___ GIVEN DATA ___
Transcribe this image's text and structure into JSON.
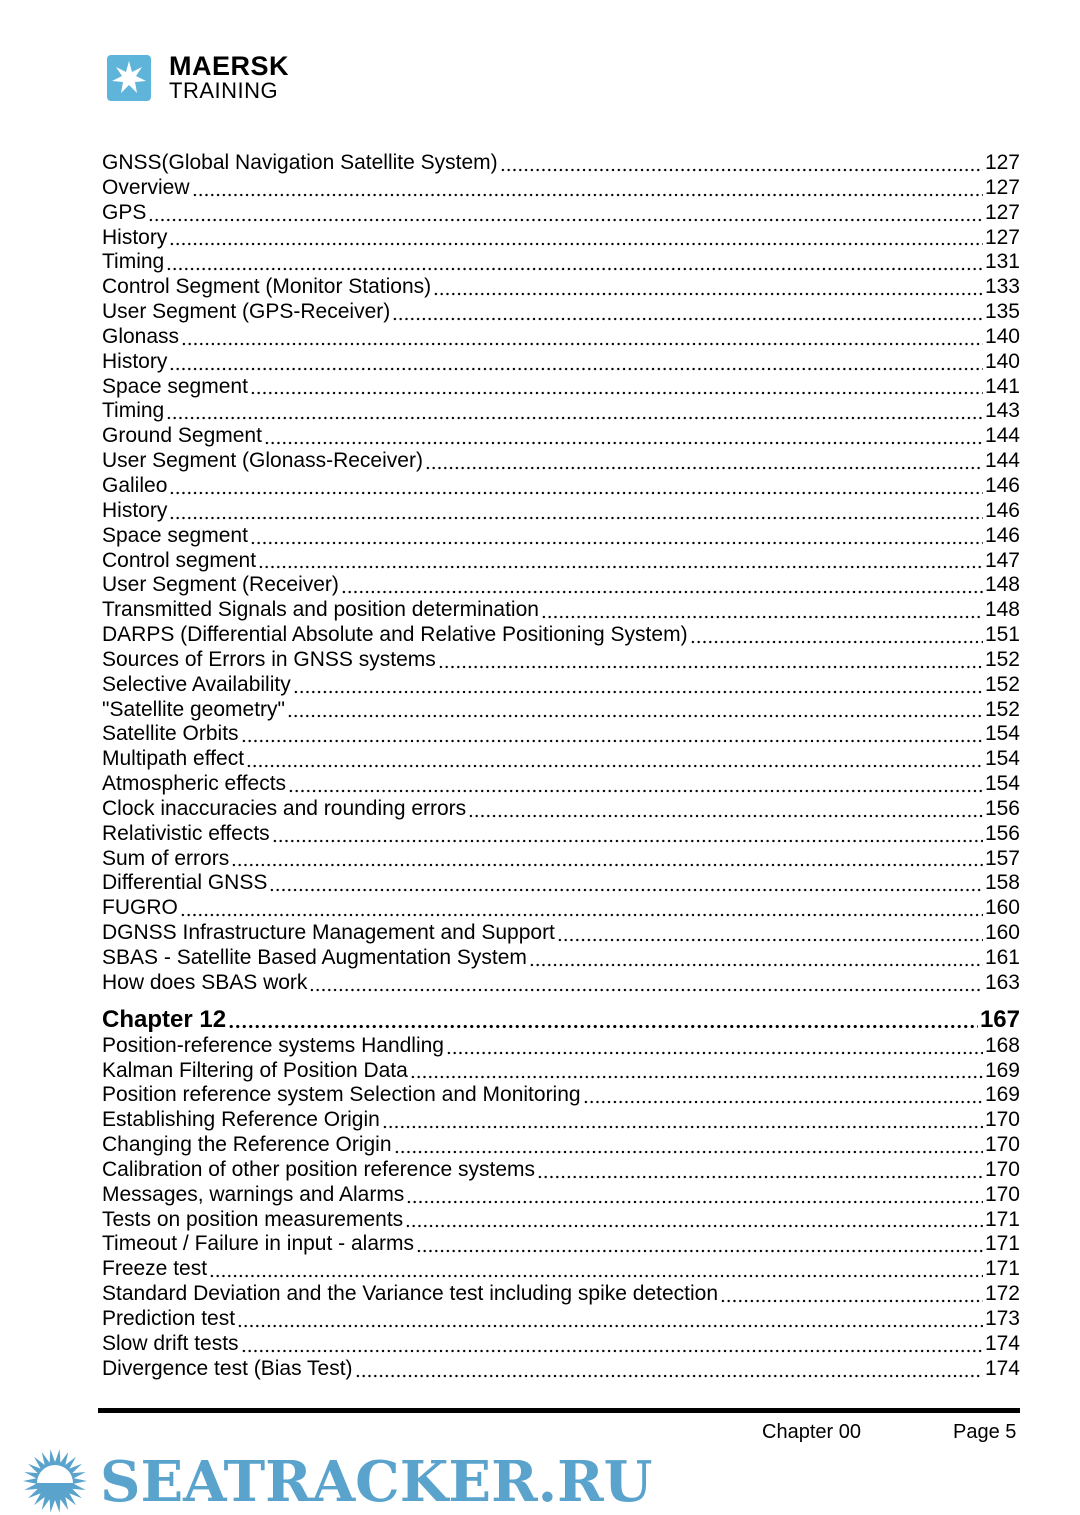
{
  "logo": {
    "brand": "MAERSK",
    "sub": "TRAINING",
    "color": "#5fb4d9"
  },
  "toc": [
    {
      "title": "GNSS(Global Navigation Satellite System)",
      "page": "127"
    },
    {
      "title": "Overview",
      "page": "127"
    },
    {
      "title": "GPS",
      "page": "127"
    },
    {
      "title": "History",
      "page": "127"
    },
    {
      "title": "Timing",
      "page": "131"
    },
    {
      "title": "Control Segment (Monitor Stations)",
      "page": "133"
    },
    {
      "title": "User Segment (GPS-Receiver)",
      "page": "135"
    },
    {
      "title": "Glonass",
      "page": "140"
    },
    {
      "title": "History",
      "page": "140"
    },
    {
      "title": "Space segment",
      "page": "141"
    },
    {
      "title": "Timing",
      "page": "143"
    },
    {
      "title": "Ground Segment",
      "page": "144"
    },
    {
      "title": "User Segment (Glonass-Receiver)",
      "page": "144"
    },
    {
      "title": "Galileo",
      "page": "146"
    },
    {
      "title": "History",
      "page": "146"
    },
    {
      "title": "Space segment",
      "page": "146"
    },
    {
      "title": "Control segment",
      "page": "147"
    },
    {
      "title": "User Segment (Receiver)",
      "page": "148"
    },
    {
      "title": "Transmitted Signals and position determination",
      "page": "148"
    },
    {
      "title": "DARPS (Differential Absolute and Relative Positioning System)",
      "page": "151"
    },
    {
      "title": "Sources of Errors in GNSS systems",
      "page": "152"
    },
    {
      "title": "Selective Availability",
      "page": "152"
    },
    {
      "title": "\"Satellite geometry\"",
      "page": "152"
    },
    {
      "title": "Satellite Orbits",
      "page": "154"
    },
    {
      "title": "Multipath effect",
      "page": "154"
    },
    {
      "title": "Atmospheric effects",
      "page": "154"
    },
    {
      "title": "Clock inaccuracies and rounding errors",
      "page": "156"
    },
    {
      "title": "Relativistic effects",
      "page": "156"
    },
    {
      "title": "Sum of errors",
      "page": "157"
    },
    {
      "title": "Differential GNSS",
      "page": "158"
    },
    {
      "title": "FUGRO",
      "page": "160"
    },
    {
      "title": "DGNSS Infrastructure Management and Support",
      "page": "160"
    },
    {
      "title": "SBAS - Satellite Based Augmentation System",
      "page": "161"
    },
    {
      "title": "How does SBAS work",
      "page": "163"
    },
    {
      "title": "Chapter 12",
      "page": "167",
      "chapter": true
    },
    {
      "title": "Position-reference systems Handling",
      "page": "168"
    },
    {
      "title": "Kalman Filtering of Position Data",
      "page": "169"
    },
    {
      "title": "Position reference system Selection and Monitoring",
      "page": "169"
    },
    {
      "title": "Establishing Reference Origin",
      "page": "170"
    },
    {
      "title": "Changing the Reference Origin",
      "page": "170"
    },
    {
      "title": "Calibration of other position reference systems",
      "page": "170"
    },
    {
      "title": "Messages, warnings and Alarms",
      "page": "170"
    },
    {
      "title": "Tests on position measurements",
      "page": "171"
    },
    {
      "title": "Timeout / Failure in input - alarms",
      "page": "171"
    },
    {
      "title": "Freeze test",
      "page": "171"
    },
    {
      "title": "Standard Deviation and the Variance test including spike detection",
      "page": "172"
    },
    {
      "title": "Prediction test",
      "page": "173"
    },
    {
      "title": "Slow drift tests",
      "page": "174"
    },
    {
      "title": "Divergence test (Bias Test)",
      "page": "174"
    }
  ],
  "footer": {
    "chapter": "Chapter 00",
    "page": "Page 5"
  },
  "watermark": {
    "text": "SEATRACKER.RU",
    "color": "#5aa3cc"
  }
}
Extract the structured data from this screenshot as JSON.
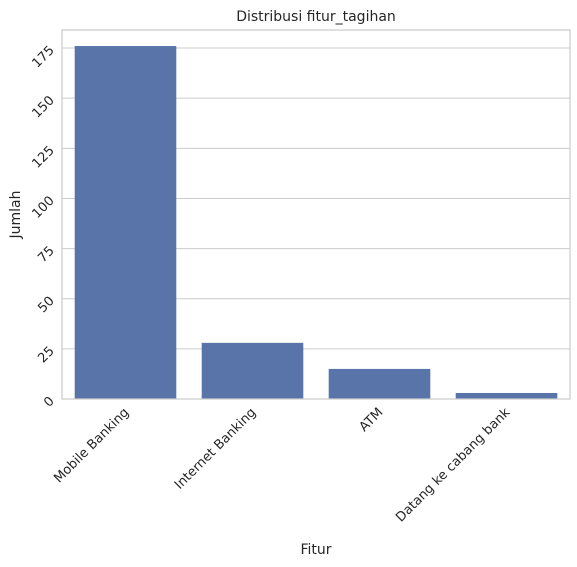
{
  "chart_data": {
    "type": "bar",
    "title": "Distribusi fitur_tagihan",
    "xlabel": "Fitur",
    "ylabel": "Jumlah",
    "categories": [
      "Mobile Banking",
      "Internet Banking",
      "ATM",
      "Datang ke cabang bank"
    ],
    "values": [
      176,
      28,
      15,
      3
    ],
    "ylim": [
      0,
      184
    ],
    "yticks": [
      0,
      25,
      50,
      75,
      100,
      125,
      150,
      175
    ],
    "grid": "horizontal",
    "bar_color": "#5874a8",
    "x_tick_rotation": 45,
    "y_tick_rotation": 45
  }
}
___
### THE EXERCISE
Say how many lines above contain the string "User". Answer with the number only.

### OUTPUT OF THE EXERCISE
3